## TASK
Scan the data below and pick out the lines containing the word "VolumeUpDown".

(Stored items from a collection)
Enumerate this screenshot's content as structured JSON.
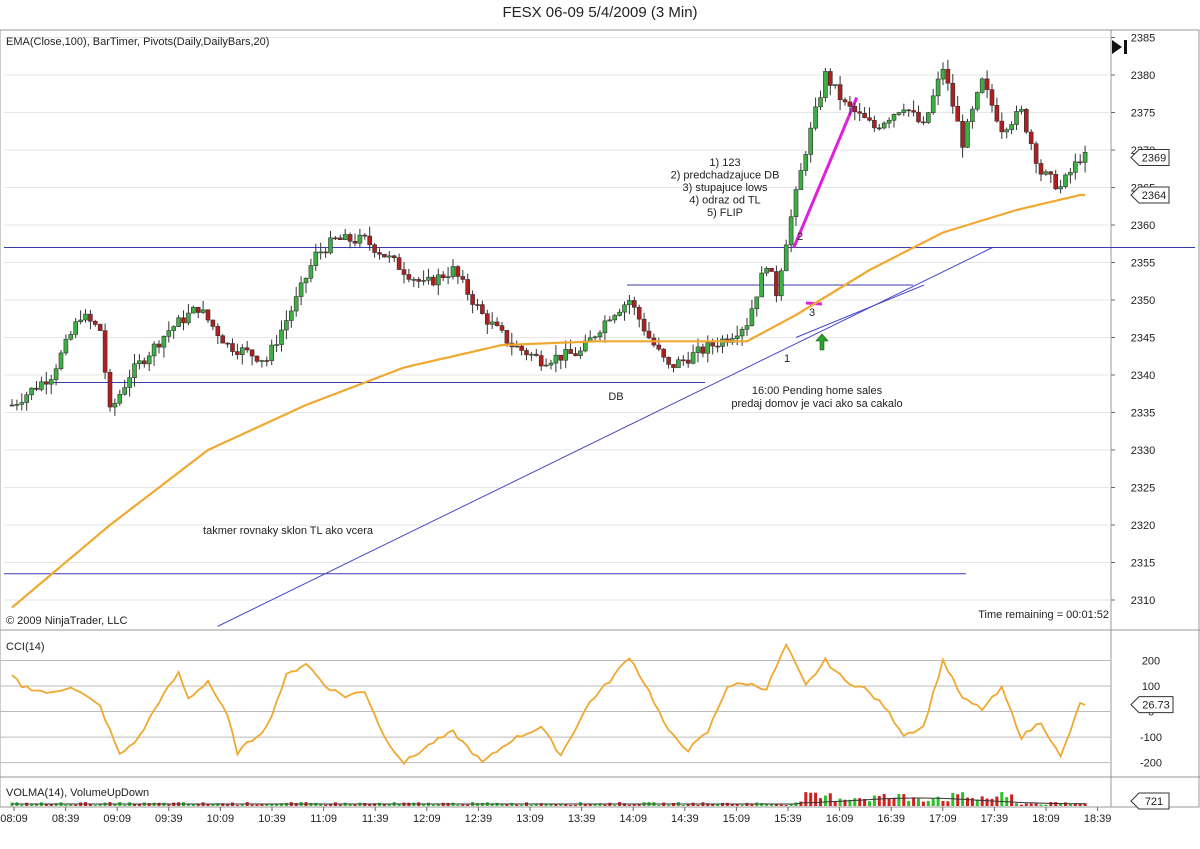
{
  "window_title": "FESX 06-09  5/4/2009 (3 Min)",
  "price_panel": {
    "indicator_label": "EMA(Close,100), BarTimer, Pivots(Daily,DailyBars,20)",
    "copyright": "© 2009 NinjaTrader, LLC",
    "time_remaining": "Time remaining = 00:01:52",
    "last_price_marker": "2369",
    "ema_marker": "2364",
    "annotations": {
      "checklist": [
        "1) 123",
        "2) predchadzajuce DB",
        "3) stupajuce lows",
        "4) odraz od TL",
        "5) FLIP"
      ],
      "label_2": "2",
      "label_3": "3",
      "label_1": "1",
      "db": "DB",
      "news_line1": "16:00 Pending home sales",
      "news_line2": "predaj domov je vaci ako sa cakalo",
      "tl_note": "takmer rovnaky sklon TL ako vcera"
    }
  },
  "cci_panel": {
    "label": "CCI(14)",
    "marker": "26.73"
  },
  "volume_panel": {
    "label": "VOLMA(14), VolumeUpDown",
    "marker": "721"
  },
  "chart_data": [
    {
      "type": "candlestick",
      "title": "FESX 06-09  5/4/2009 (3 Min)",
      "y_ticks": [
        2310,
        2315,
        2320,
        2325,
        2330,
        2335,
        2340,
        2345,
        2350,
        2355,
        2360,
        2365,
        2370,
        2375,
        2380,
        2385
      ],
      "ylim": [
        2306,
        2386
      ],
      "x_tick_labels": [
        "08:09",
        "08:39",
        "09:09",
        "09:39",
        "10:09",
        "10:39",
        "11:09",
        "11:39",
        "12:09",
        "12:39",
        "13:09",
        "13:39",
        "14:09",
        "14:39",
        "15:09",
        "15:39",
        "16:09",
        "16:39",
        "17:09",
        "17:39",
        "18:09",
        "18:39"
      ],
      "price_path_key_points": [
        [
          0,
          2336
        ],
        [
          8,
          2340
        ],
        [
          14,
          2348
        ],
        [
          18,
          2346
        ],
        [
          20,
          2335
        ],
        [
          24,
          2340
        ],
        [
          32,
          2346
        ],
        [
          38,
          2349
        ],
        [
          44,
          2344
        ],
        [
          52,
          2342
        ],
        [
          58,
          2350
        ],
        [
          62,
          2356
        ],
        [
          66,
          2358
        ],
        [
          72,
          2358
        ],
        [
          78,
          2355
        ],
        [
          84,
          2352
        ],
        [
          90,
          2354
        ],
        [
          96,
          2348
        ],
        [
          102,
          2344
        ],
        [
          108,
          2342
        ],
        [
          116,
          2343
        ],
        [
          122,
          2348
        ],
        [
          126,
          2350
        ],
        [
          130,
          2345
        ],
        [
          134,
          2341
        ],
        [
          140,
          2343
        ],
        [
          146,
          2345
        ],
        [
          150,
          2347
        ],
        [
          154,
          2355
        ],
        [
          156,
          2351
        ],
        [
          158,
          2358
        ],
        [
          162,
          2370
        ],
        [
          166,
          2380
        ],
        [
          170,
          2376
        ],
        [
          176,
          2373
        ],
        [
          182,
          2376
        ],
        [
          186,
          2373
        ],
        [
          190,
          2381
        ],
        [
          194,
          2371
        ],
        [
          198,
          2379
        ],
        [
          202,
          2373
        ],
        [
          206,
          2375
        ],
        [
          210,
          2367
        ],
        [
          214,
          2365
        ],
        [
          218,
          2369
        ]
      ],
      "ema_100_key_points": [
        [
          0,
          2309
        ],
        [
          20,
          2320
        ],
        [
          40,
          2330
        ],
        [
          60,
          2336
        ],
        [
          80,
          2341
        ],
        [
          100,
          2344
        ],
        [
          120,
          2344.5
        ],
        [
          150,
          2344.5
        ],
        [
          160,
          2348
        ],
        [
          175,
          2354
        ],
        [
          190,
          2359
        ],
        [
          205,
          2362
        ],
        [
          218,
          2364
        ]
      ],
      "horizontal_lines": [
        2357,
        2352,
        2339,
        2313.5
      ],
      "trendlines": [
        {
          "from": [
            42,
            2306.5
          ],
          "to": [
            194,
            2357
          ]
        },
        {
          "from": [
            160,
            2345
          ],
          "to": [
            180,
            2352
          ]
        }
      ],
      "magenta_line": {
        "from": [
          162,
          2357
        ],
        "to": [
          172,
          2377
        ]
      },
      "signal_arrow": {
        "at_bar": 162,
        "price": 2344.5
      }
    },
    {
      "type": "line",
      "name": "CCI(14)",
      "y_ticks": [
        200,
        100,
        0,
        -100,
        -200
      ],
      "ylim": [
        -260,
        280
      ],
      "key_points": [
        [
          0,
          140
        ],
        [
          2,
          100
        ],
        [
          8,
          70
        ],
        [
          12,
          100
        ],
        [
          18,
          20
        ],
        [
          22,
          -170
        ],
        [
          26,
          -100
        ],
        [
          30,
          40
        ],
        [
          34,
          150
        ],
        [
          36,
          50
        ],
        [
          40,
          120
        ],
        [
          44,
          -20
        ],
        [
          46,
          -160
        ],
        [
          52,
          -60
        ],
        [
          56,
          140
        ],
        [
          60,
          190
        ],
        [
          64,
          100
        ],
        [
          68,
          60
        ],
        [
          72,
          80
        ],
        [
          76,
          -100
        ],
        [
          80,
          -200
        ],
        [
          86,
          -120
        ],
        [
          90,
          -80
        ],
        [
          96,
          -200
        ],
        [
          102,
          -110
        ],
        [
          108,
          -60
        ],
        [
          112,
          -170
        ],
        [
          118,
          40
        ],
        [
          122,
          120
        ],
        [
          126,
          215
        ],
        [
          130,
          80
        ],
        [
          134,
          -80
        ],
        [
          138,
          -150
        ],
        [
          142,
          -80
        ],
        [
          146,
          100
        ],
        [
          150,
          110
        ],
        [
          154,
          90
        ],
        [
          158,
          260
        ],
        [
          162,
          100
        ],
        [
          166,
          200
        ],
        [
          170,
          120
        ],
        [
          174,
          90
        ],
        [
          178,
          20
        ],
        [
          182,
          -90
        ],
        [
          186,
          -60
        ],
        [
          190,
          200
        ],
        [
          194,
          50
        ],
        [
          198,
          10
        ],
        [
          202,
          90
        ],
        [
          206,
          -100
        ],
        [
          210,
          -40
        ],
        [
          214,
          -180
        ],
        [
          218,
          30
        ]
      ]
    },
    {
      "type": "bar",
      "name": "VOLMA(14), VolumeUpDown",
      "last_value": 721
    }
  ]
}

## IN RESPONSE
    "label": "VOLMA(14), VolumeUpDown",
      "name": "VOLMA(14), VolumeUpDown",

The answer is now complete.